--- START OF THE INPUT ---
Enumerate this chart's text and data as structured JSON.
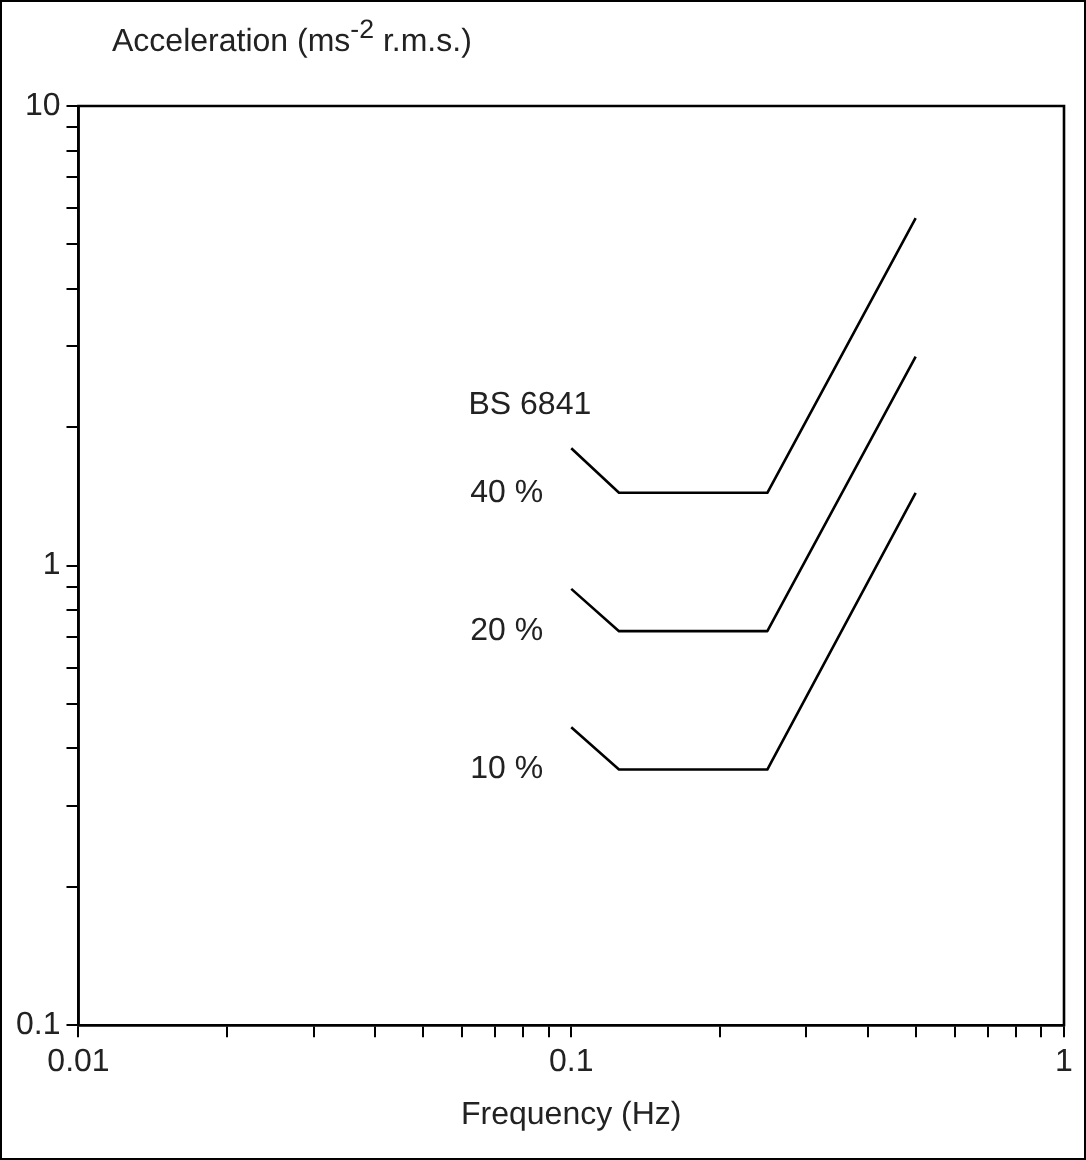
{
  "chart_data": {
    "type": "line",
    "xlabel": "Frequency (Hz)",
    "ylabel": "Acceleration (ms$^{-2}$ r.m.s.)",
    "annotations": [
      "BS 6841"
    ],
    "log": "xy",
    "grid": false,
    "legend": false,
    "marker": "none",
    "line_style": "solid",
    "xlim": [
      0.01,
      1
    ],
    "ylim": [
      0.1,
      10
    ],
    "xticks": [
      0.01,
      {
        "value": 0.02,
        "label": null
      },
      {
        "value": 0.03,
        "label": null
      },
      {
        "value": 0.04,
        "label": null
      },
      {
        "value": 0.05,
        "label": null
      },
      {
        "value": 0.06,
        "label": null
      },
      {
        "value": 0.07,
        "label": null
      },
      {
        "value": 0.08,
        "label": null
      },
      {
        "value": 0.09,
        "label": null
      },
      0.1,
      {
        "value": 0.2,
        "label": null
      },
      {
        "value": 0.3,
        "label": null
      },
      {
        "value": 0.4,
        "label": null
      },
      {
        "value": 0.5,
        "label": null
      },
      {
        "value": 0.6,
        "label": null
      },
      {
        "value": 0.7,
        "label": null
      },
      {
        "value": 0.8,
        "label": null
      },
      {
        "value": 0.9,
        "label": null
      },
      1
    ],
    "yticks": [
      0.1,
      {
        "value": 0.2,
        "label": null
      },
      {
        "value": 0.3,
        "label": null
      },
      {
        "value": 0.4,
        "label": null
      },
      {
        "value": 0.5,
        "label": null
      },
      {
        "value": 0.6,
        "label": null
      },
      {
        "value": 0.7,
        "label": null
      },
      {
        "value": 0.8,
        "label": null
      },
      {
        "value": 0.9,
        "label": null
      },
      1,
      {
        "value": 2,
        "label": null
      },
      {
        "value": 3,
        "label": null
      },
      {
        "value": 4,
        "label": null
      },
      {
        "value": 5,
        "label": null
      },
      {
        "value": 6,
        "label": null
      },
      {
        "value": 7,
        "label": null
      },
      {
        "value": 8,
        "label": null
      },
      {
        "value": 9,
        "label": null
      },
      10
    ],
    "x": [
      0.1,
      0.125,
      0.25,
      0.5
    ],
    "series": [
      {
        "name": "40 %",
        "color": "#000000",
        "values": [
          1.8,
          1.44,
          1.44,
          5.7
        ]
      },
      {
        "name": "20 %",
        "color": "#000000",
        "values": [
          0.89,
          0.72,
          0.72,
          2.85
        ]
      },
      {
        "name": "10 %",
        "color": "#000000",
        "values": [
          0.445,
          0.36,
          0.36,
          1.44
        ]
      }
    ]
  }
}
--- END OF THE INPUT ---
Reproduce the entries above word for word. Pictures stay out.

## WORKED SOLUTION:
Enumerate this chart's text and data as structured JSON.
{
  "chart_data": {
    "type": "line",
    "xlabel": "Frequency (Hz)",
    "ylabel": "Acceleration (ms$^{-2}$ r.m.s.)",
    "annotations": [
      "BS 6841"
    ],
    "log": "xy",
    "grid": false,
    "legend": false,
    "marker": "none",
    "line_style": "solid",
    "xlim": [
      0.01,
      1
    ],
    "ylim": [
      0.1,
      10
    ],
    "xticks": [
      0.01,
      {
        "value": 0.02,
        "label": null
      },
      {
        "value": 0.03,
        "label": null
      },
      {
        "value": 0.04,
        "label": null
      },
      {
        "value": 0.05,
        "label": null
      },
      {
        "value": 0.06,
        "label": null
      },
      {
        "value": 0.07,
        "label": null
      },
      {
        "value": 0.08,
        "label": null
      },
      {
        "value": 0.09,
        "label": null
      },
      0.1,
      {
        "value": 0.2,
        "label": null
      },
      {
        "value": 0.3,
        "label": null
      },
      {
        "value": 0.4,
        "label": null
      },
      {
        "value": 0.5,
        "label": null
      },
      {
        "value": 0.6,
        "label": null
      },
      {
        "value": 0.7,
        "label": null
      },
      {
        "value": 0.8,
        "label": null
      },
      {
        "value": 0.9,
        "label": null
      },
      1
    ],
    "yticks": [
      0.1,
      {
        "value": 0.2,
        "label": null
      },
      {
        "value": 0.3,
        "label": null
      },
      {
        "value": 0.4,
        "label": null
      },
      {
        "value": 0.5,
        "label": null
      },
      {
        "value": 0.6,
        "label": null
      },
      {
        "value": 0.7,
        "label": null
      },
      {
        "value": 0.8,
        "label": null
      },
      {
        "value": 0.9,
        "label": null
      },
      1,
      {
        "value": 2,
        "label": null
      },
      {
        "value": 3,
        "label": null
      },
      {
        "value": 4,
        "label": null
      },
      {
        "value": 5,
        "label": null
      },
      {
        "value": 6,
        "label": null
      },
      {
        "value": 7,
        "label": null
      },
      {
        "value": 8,
        "label": null
      },
      {
        "value": 9,
        "label": null
      },
      10
    ],
    "x": [
      0.1,
      0.125,
      0.25,
      0.5
    ],
    "series": [
      {
        "name": "40 %",
        "color": "#000000",
        "values": [
          1.8,
          1.44,
          1.44,
          5.7
        ]
      },
      {
        "name": "20 %",
        "color": "#000000",
        "values": [
          0.89,
          0.72,
          0.72,
          2.85
        ]
      },
      {
        "name": "10 %",
        "color": "#000000",
        "values": [
          0.445,
          0.36,
          0.36,
          1.44
        ]
      }
    ]
  }
}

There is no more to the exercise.